**Records to use**
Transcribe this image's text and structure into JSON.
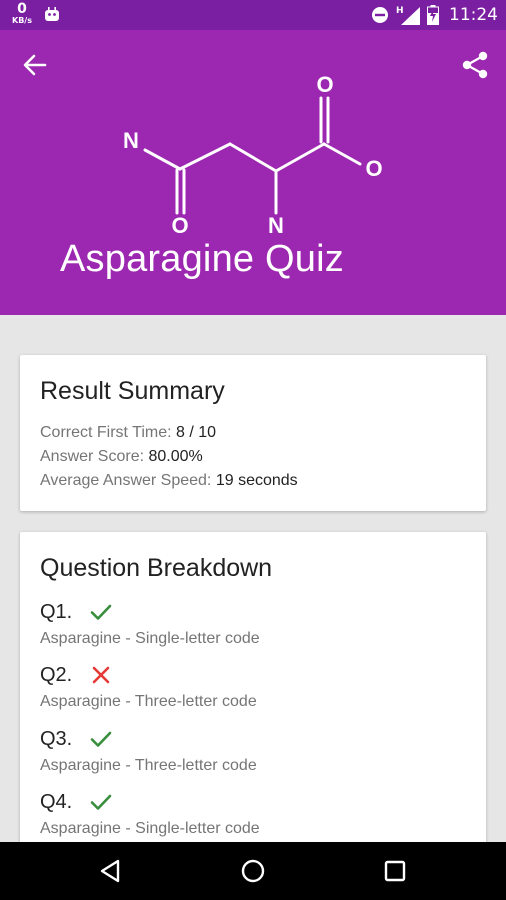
{
  "status_bar": {
    "net_speed": "0",
    "net_unit": "KB/s",
    "signal_type": "H",
    "time": "11:24",
    "icons": [
      "android-debug-icon",
      "do-not-disturb-icon",
      "signal-icon",
      "battery-charging-icon"
    ]
  },
  "header": {
    "title": "Asparagine Quiz",
    "back_icon": "arrow-back-icon",
    "share_icon": "share-icon",
    "background_color": "#9c27b0",
    "molecule_atoms": {
      "n_left": "N",
      "o_top": "O",
      "o_right": "O",
      "o_bottom": "O",
      "n_bottom": "N"
    }
  },
  "summary": {
    "title": "Result Summary",
    "correct_first_time_label": "Correct First Time:",
    "correct_first_time_value": "8 / 10",
    "answer_score_label": "Answer Score:",
    "answer_score_value": "80.00%",
    "avg_speed_label": "Average Answer Speed:",
    "avg_speed_value": "19 seconds"
  },
  "breakdown": {
    "title": "Question Breakdown",
    "questions": [
      {
        "number": "Q1.",
        "correct": true,
        "description": "Asparagine - Single-letter code"
      },
      {
        "number": "Q2.",
        "correct": false,
        "description": "Asparagine - Three-letter code"
      },
      {
        "number": "Q3.",
        "correct": true,
        "description": "Asparagine - Three-letter code"
      },
      {
        "number": "Q4.",
        "correct": true,
        "description": "Asparagine - Single-letter code"
      }
    ],
    "correct_color": "#388e3c",
    "incorrect_color": "#e53935"
  },
  "nav_bar": {
    "icons": [
      "back-triangle-icon",
      "home-circle-icon",
      "recents-square-icon"
    ]
  }
}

**What you will do**
Replicate the material above verbatim; images stay out of the copy.

**Solution for this exercise**
Transcribe this image's text and structure into JSON.
{
  "status_bar": {
    "net_speed": "0",
    "net_unit": "KB/s",
    "signal_type": "H",
    "time": "11:24",
    "icons": [
      "android-debug-icon",
      "do-not-disturb-icon",
      "signal-icon",
      "battery-charging-icon"
    ]
  },
  "header": {
    "title": "Asparagine Quiz",
    "back_icon": "arrow-back-icon",
    "share_icon": "share-icon",
    "background_color": "#9c27b0",
    "molecule_atoms": {
      "n_left": "N",
      "o_top": "O",
      "o_right": "O",
      "o_bottom": "O",
      "n_bottom": "N"
    }
  },
  "summary": {
    "title": "Result Summary",
    "correct_first_time_label": "Correct First Time:",
    "correct_first_time_value": "8 / 10",
    "answer_score_label": "Answer Score:",
    "answer_score_value": "80.00%",
    "avg_speed_label": "Average Answer Speed:",
    "avg_speed_value": "19 seconds"
  },
  "breakdown": {
    "title": "Question Breakdown",
    "questions": [
      {
        "number": "Q1.",
        "correct": true,
        "description": "Asparagine - Single-letter code"
      },
      {
        "number": "Q2.",
        "correct": false,
        "description": "Asparagine - Three-letter code"
      },
      {
        "number": "Q3.",
        "correct": true,
        "description": "Asparagine - Three-letter code"
      },
      {
        "number": "Q4.",
        "correct": true,
        "description": "Asparagine - Single-letter code"
      }
    ],
    "correct_color": "#388e3c",
    "incorrect_color": "#e53935"
  },
  "nav_bar": {
    "icons": [
      "back-triangle-icon",
      "home-circle-icon",
      "recents-square-icon"
    ]
  }
}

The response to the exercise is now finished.